*** Block opens ***

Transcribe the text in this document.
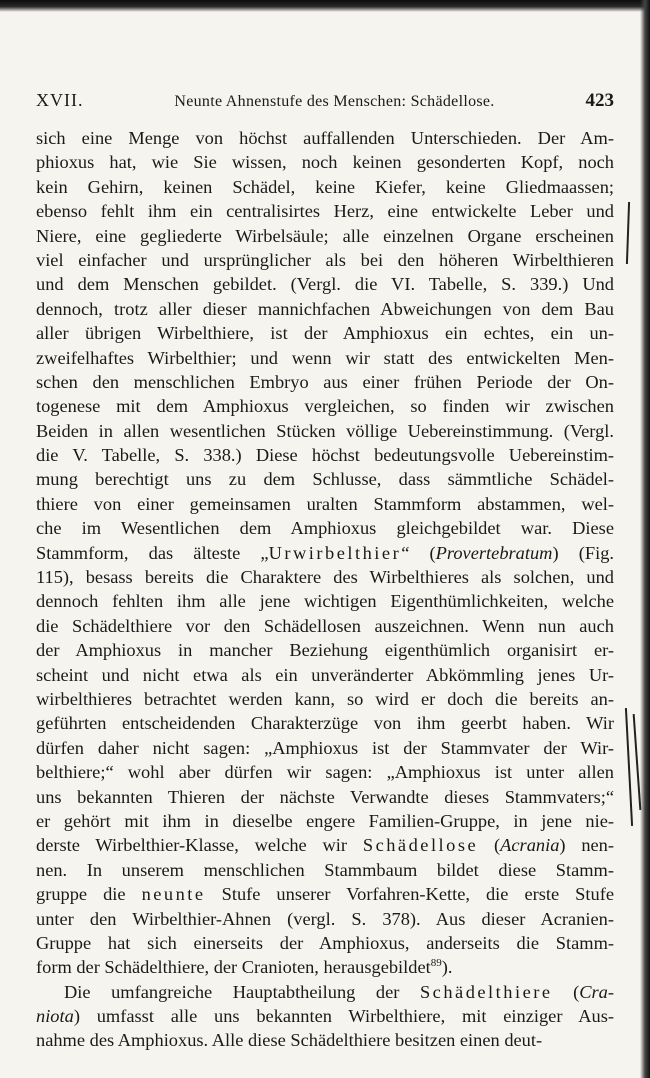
XVII.	Neunte Ahnenstufe des Menschen: Schädellose.	423
sich eine Menge von höchst auffallenden Unterschieden. Der Am-
phioxus hat, wie Sie wissen, noch keinen gesonderten Kopf, noch
kein Gehirn, keinen Schädel, keine Kiefer, keine Gliedmaassen;
ebenso fehlt ihm ein centralisirtes Herz, eine entwickelte Leber und
Niere, eine gegliederte Wirbelsäule; alle einzelnen Organe erscheinen
viel einfacher und ursprünglicher als bei den höheren Wirbelthieren
und dem Menschen gebildet. (Vergl. die VI. Tabelle, S. 339.) Und
dennoch, trotz aller dieser mannichfachen Abweichungen von dem Bau
aller übrigen Wirbelthiere, ist der Amphioxus ein echtes, ein un-
zweifelhaftes Wirbelthier; und wenn wir statt des entwickelten Men-
schen den menschlichen Embryo aus einer frühen Periode der On-
togenese mit dem Amphioxus vergleichen, so finden wir zwischen
Beiden in allen wesentlichen Stücken völlige Uebereinstimmung. (Vergl.
die V. Tabelle, S. 338.) Diese höchst bedeutungsvolle Uebereinstim-
mung berechtigt uns zu dem Schlusse, dass sämmtliche Schädel-
thiere von einer gemeinsamen uralten Stammform abstammen, wel-
che im Wesentlichen dem Amphioxus gleichgebildet war. Diese
Stammform, das älteste „Urwirbelthier“ (Provertebratum) (Fig.
115), besass bereits die Charaktere des Wirbelthieres als solchen, und
dennoch fehlten ihm alle jene wichtigen Eigenthümlichkeiten, welche
die Schädelthiere vor den Schädellosen auszeichnen. Wenn nun auch
der Amphioxus in mancher Beziehung eigenthümlich organisirt er-
scheint und nicht etwa als ein unveränderter Abkömmling jenes Ur-
wirbelthieres betrachtet werden kann, so wird er doch die bereits an-
geführten entscheidenden Charakterzüge von ihm geerbt haben. Wir
dürfen daher nicht sagen: „Amphioxus ist der Stammvater der Wir-
belthiere;“ wohl aber dürfen wir sagen: „Amphioxus ist unter allen
uns bekannten Thieren der nächste Verwandte dieses Stammvaters;“
er gehört mit ihm in dieselbe engere Familien-Gruppe, in jene nie-
derste Wirbelthier-Klasse, welche wir Schädellose (Acrania) nen-
nen. In unserem menschlichen Stammbaum bildet diese Stamm-
gruppe die neunte Stufe unserer Vorfahren-Kette, die erste Stufe
unter den Wirbelthier-Ahnen (vergl. S. 378). Aus dieser Acranien-
Gruppe hat sich einerseits der Amphioxus, anderseits die Stamm-
form der Schädelthiere, der Cranioten, herausgebildet$^{89}$).
Die umfangreiche Hauptabtheilung der Schädelthiere (Cra-
niota) umfasst alle uns bekannten Wirbelthiere, mit einziger Aus-
nahme des Amphioxus. Alle diese Schädelthiere besitzen einen deut-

*** Block closes ***

Search the data above for the word "nicht" and show every line that has it.

scheint und nicht etwa als ein unveränderter Abkömmling jenes Ur-
dürfen daher nicht sagen: „Amphioxus ist der Stammvater der Wir-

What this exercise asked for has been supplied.